-- BEGIN --
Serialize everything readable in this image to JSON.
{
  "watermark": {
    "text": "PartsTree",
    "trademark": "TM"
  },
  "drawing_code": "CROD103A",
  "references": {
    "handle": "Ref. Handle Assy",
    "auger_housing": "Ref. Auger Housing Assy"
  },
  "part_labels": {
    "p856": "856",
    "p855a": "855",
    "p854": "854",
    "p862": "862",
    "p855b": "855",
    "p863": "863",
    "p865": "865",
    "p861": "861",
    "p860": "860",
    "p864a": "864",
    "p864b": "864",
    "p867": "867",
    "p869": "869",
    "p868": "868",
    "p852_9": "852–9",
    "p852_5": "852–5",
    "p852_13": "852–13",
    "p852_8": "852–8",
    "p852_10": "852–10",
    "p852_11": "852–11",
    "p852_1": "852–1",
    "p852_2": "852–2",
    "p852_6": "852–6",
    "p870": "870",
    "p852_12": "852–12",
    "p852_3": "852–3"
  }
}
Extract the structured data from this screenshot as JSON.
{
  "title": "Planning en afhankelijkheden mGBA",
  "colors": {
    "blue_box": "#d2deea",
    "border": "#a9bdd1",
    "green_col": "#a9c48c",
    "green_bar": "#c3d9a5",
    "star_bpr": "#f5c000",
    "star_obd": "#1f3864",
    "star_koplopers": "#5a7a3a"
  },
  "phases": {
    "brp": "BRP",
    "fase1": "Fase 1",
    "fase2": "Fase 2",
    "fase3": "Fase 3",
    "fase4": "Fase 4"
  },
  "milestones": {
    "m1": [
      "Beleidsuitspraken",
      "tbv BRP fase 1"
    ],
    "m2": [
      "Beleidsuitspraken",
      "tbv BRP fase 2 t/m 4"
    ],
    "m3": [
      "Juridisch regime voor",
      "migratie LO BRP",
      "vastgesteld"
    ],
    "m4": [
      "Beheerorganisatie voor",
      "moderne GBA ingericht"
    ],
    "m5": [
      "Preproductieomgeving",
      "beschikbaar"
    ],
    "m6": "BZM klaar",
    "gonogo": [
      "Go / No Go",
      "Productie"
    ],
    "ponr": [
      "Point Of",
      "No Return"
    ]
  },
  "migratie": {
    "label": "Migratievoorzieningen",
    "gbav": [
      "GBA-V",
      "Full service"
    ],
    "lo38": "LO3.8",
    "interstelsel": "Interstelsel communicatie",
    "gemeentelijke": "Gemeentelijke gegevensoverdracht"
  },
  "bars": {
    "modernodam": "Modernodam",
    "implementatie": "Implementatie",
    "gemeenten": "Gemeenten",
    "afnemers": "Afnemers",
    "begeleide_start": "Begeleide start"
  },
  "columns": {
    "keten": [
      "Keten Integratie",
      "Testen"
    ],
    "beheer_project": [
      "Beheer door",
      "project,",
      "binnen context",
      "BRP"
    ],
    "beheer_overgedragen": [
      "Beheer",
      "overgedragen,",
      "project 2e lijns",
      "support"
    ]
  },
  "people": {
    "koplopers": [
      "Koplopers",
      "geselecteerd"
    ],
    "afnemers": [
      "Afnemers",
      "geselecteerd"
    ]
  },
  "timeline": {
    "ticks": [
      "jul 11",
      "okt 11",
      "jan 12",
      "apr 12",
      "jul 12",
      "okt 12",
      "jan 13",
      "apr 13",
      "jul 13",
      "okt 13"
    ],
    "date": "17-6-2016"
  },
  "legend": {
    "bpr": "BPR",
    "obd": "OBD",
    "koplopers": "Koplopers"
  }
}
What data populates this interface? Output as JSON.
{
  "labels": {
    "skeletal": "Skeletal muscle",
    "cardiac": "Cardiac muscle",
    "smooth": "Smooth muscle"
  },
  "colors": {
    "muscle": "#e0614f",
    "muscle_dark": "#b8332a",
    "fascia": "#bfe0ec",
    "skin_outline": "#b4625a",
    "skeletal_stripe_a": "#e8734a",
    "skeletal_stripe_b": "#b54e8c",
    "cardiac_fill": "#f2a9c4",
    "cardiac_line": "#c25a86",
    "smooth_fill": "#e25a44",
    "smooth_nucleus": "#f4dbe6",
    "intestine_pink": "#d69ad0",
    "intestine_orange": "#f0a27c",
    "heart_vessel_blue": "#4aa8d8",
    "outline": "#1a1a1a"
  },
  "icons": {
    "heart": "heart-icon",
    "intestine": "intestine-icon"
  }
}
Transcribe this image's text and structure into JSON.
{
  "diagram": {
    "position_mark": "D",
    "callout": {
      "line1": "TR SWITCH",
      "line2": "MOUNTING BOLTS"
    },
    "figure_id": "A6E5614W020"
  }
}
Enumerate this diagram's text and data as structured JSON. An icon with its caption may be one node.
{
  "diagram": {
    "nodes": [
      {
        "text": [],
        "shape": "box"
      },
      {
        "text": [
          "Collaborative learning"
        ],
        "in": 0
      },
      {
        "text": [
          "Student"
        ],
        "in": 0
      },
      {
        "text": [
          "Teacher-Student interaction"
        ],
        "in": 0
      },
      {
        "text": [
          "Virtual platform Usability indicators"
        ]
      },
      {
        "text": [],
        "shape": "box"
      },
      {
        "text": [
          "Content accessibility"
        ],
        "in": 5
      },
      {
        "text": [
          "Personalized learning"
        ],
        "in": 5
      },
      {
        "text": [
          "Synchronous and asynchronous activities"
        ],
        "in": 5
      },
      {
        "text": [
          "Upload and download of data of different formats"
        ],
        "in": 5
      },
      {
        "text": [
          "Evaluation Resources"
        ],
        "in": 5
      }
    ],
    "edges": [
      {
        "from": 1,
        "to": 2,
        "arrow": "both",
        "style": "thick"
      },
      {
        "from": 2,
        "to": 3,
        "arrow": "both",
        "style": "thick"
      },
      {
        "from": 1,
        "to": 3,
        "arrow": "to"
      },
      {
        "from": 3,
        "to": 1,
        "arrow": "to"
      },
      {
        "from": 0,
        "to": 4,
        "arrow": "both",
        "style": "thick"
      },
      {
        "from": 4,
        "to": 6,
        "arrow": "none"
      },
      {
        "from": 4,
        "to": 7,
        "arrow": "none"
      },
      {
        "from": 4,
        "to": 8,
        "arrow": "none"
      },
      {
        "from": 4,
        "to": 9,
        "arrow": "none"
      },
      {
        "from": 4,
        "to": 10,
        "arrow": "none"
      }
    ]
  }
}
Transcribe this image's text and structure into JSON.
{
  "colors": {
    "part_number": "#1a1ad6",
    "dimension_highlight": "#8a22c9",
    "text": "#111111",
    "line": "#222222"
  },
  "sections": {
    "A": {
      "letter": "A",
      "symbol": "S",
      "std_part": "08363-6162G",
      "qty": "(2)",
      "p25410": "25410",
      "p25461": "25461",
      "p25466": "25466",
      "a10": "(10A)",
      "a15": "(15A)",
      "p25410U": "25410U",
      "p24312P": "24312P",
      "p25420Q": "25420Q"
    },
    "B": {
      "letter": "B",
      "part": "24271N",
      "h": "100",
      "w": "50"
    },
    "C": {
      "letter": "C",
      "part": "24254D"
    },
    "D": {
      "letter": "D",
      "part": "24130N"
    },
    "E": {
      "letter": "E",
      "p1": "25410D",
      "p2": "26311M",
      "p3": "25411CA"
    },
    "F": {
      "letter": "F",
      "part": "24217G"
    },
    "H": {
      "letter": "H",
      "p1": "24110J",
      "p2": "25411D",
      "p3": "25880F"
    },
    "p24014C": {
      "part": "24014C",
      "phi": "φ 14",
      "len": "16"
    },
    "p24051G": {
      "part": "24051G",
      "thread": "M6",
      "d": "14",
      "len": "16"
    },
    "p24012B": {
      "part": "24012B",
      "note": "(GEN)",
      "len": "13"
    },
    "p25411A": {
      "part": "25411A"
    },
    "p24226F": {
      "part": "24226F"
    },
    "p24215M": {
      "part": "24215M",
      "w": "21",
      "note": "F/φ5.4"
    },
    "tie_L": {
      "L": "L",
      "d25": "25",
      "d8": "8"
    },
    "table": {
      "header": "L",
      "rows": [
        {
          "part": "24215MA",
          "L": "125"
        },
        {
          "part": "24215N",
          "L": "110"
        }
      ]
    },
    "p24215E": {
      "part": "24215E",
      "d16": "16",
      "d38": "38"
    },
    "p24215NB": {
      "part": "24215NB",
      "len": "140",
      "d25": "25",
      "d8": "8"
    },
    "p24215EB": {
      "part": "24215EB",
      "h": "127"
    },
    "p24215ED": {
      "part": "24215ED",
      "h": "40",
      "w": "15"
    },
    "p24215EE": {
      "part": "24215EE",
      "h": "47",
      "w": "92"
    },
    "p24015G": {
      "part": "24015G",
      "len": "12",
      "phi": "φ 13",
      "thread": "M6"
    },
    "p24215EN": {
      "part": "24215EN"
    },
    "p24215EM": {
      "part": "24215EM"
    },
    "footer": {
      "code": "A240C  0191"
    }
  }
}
-- END --
§ Problem statement
Which lines hold the word "letter"? Show each one.

§ Output of the task
      "letter": "A",
      "letter": "B",
      "letter": "C",
      "letter": "D",
      "letter": "E",
      "letter": "F",
      "letter": "H",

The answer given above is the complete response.